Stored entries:
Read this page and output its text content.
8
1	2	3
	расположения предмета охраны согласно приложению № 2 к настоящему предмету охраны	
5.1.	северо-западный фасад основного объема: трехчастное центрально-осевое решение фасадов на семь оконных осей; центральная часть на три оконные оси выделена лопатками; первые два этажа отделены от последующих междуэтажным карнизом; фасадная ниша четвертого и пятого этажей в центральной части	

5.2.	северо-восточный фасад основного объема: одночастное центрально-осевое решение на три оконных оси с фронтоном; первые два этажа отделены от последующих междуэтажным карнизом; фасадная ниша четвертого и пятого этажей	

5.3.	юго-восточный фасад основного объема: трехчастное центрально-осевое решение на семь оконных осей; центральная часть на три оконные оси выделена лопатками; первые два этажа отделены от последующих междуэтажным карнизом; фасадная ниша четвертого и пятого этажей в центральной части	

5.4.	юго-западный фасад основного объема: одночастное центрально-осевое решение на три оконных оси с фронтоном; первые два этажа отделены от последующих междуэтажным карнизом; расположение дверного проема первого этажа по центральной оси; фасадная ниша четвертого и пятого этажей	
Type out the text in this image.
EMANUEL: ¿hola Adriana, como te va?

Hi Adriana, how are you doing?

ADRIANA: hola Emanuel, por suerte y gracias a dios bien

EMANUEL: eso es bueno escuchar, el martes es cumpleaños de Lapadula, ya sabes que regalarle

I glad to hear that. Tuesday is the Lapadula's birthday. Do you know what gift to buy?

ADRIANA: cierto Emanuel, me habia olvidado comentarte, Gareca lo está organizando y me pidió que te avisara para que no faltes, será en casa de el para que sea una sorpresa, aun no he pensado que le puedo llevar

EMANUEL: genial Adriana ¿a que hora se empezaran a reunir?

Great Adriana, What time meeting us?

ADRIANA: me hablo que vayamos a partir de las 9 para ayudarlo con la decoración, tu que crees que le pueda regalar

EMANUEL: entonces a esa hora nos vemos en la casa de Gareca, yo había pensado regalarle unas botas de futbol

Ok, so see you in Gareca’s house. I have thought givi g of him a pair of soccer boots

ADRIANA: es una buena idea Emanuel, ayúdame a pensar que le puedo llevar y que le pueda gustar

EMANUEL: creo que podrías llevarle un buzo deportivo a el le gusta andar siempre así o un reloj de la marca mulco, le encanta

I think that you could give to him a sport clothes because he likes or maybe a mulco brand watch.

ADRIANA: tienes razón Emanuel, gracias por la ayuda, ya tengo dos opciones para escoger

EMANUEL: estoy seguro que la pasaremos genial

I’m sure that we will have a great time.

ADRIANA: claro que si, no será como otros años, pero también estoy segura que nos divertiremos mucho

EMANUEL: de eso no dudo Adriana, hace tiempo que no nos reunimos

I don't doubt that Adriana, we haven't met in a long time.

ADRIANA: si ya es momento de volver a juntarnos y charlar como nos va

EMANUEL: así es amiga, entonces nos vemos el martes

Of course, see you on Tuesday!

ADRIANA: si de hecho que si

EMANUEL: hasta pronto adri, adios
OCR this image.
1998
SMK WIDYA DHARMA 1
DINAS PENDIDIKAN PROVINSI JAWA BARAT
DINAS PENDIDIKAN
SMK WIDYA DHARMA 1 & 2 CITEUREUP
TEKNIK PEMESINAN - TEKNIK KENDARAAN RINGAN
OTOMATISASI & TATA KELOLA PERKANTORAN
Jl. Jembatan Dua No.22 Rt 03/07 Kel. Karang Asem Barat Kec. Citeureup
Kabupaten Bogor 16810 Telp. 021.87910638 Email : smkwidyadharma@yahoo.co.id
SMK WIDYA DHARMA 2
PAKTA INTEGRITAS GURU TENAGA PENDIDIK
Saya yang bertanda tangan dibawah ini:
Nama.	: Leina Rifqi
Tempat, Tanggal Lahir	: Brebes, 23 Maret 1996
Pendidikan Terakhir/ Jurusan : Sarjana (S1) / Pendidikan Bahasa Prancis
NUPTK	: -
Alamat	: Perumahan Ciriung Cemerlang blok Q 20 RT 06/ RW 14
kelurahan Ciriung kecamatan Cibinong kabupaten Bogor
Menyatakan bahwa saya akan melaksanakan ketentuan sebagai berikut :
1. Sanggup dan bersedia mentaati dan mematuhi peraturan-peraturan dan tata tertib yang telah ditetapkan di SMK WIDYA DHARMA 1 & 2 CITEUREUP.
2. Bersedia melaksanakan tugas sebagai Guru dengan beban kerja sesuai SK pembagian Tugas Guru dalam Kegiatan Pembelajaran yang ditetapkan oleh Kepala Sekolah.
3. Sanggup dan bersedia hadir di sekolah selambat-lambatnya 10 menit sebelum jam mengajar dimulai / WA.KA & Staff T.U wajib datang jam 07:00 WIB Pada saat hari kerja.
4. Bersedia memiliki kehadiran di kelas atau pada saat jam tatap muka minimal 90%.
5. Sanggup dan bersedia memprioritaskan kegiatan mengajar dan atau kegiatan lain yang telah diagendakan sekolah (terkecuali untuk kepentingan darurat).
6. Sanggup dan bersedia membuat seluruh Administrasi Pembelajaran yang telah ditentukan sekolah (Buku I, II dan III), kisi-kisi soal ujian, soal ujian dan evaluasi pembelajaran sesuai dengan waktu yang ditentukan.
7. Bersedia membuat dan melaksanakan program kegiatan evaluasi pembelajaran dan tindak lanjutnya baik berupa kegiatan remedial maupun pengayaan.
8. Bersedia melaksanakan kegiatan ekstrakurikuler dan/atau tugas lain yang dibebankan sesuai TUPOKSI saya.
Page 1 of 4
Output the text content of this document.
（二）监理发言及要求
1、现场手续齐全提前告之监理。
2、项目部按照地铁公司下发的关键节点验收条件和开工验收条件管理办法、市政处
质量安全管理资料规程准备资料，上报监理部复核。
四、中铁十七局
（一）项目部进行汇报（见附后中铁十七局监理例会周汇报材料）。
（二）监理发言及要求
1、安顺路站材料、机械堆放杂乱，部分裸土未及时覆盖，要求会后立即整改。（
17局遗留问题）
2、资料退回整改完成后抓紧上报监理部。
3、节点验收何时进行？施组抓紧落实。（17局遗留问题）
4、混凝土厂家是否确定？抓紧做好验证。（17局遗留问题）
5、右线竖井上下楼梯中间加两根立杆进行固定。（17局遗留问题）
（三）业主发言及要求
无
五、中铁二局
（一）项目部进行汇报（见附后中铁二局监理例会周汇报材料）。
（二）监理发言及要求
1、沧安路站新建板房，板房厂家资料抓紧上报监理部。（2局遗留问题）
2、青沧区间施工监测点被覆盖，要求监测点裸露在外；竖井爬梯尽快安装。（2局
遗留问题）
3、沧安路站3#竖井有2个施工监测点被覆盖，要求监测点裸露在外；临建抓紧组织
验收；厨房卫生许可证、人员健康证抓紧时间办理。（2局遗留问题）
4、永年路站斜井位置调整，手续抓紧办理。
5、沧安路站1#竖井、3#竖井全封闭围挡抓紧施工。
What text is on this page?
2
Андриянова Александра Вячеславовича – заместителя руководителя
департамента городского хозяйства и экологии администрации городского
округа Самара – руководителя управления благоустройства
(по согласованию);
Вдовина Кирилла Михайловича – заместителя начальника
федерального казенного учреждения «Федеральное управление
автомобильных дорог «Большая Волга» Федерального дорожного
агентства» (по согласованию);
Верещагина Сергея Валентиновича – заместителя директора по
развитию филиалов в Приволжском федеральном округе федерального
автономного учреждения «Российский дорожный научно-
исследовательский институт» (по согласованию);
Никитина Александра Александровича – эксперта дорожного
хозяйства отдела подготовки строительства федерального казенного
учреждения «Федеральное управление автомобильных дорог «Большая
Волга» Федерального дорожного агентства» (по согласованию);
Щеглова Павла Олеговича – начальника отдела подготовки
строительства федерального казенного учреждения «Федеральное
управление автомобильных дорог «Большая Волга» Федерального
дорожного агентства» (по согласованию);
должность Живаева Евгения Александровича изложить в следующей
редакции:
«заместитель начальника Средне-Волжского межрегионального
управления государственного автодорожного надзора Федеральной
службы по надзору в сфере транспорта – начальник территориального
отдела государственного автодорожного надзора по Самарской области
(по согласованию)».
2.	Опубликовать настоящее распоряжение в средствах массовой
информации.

• BRIEF:
In the material above, find each line that contains the word "hola", and select it.

• TASK RESPONSE:
EMANUEL: ¿hola Adriana, como te va?
ADRIANA: hola Emanuel, por suerte y gracias a dios bien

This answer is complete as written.